> [Directions for this task]:
Copy out every line in which the string "arrow" occurs.

***

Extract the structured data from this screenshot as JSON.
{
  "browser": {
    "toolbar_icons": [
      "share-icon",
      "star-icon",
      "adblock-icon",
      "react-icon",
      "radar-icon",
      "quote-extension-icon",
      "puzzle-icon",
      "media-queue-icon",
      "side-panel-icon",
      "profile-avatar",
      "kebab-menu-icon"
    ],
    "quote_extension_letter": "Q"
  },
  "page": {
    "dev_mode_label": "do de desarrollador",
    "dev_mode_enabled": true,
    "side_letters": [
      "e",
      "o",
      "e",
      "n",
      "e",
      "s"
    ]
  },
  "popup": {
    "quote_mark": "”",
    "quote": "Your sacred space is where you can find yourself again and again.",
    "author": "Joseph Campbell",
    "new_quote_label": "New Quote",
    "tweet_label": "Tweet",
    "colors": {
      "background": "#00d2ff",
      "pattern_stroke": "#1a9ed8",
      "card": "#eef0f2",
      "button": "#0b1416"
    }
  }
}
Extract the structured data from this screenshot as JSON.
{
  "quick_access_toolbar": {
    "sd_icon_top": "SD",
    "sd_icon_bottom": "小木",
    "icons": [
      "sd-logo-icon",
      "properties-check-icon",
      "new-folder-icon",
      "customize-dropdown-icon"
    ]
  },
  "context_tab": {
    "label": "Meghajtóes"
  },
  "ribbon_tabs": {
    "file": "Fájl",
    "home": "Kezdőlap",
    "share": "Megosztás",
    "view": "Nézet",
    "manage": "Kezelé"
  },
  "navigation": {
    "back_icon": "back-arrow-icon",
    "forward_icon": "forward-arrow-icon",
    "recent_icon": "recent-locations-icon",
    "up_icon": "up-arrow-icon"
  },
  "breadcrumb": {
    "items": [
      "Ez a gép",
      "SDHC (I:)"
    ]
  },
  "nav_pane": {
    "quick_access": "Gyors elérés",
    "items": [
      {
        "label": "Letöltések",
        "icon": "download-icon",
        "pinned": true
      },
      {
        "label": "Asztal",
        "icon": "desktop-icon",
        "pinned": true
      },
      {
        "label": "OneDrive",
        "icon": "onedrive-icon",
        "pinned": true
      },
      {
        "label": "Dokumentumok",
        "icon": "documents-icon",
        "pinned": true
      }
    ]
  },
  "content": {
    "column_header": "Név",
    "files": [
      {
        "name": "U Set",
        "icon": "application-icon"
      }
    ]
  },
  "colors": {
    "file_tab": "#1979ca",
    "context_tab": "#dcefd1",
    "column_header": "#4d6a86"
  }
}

***

> [Result for this exercise]:
    "back_icon": "back-arrow-icon",
    "forward_icon": "forward-arrow-icon",
    "up_icon": "up-arrow-icon"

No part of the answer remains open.